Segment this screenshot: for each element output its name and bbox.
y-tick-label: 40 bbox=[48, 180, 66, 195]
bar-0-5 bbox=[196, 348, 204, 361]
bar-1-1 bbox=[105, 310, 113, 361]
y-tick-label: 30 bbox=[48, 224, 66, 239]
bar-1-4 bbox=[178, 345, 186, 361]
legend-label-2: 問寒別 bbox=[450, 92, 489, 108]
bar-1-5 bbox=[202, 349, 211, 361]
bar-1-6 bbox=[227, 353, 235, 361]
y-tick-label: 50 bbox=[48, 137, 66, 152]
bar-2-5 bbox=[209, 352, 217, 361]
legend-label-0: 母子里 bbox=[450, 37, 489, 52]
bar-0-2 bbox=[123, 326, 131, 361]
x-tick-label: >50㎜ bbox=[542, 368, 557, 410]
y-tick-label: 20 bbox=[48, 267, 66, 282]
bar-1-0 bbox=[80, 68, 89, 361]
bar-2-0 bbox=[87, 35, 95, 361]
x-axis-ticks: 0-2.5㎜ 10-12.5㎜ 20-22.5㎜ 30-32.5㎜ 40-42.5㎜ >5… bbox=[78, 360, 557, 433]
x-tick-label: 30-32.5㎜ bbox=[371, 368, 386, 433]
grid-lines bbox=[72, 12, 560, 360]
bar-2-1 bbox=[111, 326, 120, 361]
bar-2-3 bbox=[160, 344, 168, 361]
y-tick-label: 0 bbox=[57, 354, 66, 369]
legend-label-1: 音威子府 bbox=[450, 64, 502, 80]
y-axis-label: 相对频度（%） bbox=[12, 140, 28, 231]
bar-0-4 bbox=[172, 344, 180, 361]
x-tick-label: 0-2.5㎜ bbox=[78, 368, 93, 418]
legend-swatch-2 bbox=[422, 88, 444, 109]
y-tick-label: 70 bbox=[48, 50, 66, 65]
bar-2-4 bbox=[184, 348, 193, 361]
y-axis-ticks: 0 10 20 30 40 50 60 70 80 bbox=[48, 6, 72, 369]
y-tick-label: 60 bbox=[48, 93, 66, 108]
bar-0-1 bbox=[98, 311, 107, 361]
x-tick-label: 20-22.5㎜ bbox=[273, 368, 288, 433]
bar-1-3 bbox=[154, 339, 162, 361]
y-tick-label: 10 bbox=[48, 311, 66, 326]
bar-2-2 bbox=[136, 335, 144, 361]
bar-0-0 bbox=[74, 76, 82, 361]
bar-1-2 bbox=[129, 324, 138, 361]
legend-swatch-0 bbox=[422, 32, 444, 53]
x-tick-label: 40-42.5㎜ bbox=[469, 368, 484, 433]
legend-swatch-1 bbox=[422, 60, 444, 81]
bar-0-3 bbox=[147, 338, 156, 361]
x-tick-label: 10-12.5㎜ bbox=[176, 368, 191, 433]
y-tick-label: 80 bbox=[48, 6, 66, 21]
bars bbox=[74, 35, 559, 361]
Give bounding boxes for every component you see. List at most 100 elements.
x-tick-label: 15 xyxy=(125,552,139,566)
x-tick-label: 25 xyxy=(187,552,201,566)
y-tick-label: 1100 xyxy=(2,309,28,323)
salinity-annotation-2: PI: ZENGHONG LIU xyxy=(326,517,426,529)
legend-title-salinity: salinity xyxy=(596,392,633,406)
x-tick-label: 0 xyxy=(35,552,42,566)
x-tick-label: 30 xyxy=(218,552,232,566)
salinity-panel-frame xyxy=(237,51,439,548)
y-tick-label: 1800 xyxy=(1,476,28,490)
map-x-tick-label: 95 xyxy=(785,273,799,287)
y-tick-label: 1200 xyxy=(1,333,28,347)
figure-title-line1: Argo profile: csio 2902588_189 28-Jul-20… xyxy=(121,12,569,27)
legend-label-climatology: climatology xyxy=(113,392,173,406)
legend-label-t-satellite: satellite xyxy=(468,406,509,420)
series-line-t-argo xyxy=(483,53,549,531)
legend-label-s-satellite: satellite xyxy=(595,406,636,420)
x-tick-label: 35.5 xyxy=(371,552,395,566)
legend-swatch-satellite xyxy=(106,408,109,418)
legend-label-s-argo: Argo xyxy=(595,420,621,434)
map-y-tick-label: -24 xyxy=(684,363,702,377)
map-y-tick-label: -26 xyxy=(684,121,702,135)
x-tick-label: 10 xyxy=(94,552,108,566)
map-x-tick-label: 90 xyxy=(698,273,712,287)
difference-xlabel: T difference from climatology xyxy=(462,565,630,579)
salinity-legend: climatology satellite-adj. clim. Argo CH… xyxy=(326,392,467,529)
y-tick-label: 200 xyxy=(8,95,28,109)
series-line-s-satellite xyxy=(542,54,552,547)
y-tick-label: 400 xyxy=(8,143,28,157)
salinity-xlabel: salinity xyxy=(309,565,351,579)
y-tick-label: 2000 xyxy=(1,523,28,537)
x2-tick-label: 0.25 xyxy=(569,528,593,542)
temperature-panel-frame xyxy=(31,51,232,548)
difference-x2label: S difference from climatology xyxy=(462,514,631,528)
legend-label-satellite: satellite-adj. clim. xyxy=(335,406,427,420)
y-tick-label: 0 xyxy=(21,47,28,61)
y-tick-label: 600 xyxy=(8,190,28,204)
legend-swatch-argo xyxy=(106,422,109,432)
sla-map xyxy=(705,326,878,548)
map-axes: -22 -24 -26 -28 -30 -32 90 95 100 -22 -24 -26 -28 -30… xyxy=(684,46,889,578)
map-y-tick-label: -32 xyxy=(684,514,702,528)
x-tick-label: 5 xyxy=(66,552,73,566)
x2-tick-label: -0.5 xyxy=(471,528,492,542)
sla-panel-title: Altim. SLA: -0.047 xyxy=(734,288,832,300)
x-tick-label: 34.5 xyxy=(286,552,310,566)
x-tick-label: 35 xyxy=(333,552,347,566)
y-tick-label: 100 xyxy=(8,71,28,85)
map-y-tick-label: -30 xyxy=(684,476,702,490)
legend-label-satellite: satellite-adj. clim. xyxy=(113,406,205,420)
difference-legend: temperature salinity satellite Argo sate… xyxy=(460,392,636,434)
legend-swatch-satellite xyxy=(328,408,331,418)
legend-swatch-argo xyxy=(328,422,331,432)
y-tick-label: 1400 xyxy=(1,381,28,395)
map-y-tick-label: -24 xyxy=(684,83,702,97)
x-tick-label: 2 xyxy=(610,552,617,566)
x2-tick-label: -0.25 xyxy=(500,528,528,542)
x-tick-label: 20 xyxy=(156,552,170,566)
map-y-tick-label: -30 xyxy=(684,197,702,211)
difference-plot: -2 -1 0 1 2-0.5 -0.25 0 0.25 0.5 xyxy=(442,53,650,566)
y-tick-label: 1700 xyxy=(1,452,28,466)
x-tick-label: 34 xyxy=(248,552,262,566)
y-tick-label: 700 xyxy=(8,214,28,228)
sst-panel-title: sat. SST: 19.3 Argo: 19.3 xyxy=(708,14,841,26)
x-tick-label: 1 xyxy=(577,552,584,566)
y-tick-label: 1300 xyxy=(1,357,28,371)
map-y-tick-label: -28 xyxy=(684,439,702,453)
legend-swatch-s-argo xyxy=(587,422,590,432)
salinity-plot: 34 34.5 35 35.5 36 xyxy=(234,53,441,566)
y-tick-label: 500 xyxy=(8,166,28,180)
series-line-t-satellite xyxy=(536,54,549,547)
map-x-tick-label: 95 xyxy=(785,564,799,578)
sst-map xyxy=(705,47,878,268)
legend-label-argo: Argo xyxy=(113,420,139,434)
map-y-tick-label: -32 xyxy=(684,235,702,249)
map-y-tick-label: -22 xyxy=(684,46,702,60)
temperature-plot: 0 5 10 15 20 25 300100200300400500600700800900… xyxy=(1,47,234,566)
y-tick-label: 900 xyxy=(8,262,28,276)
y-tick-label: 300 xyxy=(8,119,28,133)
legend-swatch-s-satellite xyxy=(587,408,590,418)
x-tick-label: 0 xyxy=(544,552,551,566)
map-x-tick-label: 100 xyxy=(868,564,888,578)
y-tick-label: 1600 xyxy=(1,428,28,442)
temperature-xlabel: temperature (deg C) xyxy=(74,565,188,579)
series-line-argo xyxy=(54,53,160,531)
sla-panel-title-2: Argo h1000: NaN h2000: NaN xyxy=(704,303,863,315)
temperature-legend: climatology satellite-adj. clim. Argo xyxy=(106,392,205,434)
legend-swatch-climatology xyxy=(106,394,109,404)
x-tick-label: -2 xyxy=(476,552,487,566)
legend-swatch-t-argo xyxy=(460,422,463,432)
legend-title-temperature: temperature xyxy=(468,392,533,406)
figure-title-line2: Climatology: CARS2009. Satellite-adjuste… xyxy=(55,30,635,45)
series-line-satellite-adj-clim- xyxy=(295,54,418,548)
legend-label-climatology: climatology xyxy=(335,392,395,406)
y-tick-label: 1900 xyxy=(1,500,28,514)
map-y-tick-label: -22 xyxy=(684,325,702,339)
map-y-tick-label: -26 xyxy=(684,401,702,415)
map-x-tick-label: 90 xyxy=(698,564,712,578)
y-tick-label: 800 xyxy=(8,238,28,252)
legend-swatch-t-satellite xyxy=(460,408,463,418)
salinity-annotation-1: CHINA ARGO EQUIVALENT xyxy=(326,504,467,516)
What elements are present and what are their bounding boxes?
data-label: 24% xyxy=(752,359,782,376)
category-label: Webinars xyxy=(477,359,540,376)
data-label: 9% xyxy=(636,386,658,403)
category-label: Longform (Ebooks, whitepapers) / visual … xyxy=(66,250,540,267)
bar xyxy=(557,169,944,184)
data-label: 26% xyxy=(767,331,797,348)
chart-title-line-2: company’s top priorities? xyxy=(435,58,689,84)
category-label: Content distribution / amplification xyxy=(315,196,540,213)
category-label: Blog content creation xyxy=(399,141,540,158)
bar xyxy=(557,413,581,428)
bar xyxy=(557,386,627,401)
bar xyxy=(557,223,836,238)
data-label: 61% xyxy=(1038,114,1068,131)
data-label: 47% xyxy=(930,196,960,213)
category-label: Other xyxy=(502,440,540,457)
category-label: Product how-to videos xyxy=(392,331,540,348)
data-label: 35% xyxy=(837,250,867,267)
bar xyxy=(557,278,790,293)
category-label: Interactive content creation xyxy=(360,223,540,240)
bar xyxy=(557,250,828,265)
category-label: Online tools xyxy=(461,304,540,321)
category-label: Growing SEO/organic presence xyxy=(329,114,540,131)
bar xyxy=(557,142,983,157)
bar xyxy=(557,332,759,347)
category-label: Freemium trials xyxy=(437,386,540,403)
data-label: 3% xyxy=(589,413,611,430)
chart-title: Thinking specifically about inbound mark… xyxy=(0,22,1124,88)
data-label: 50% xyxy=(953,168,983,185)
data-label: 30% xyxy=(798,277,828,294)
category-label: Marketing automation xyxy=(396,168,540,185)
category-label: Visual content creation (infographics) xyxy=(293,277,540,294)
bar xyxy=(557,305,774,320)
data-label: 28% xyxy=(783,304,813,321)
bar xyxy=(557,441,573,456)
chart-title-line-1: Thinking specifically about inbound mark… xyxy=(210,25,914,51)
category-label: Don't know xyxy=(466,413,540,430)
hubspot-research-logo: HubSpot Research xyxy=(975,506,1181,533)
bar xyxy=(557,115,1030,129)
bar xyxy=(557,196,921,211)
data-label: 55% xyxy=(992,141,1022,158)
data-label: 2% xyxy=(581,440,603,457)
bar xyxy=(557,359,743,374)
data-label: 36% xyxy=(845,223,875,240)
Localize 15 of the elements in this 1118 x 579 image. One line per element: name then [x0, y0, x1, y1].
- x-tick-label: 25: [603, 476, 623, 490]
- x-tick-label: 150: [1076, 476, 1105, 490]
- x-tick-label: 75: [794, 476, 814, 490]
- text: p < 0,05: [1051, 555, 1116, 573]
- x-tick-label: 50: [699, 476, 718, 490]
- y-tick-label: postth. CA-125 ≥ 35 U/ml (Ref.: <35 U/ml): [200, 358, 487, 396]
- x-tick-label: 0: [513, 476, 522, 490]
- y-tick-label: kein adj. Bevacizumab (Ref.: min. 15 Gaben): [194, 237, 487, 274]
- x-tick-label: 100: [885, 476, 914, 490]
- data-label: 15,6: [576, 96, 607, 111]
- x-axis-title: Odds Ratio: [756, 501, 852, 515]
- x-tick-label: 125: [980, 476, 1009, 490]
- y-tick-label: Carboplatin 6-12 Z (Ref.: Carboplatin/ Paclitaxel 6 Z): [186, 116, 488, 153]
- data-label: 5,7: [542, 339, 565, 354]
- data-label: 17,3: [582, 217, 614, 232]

****************

Extract every line in the items above that contains the string "figure", treating uppercase and lowercase as different.

figure-title-line1: Argo profile: csio 2902588_189 28-Jul-20… xyxy=(121,12,569,27)
figure-title-line2: Climatology: CARS2009. Satellite-adjuste… xyxy=(55,30,635,45)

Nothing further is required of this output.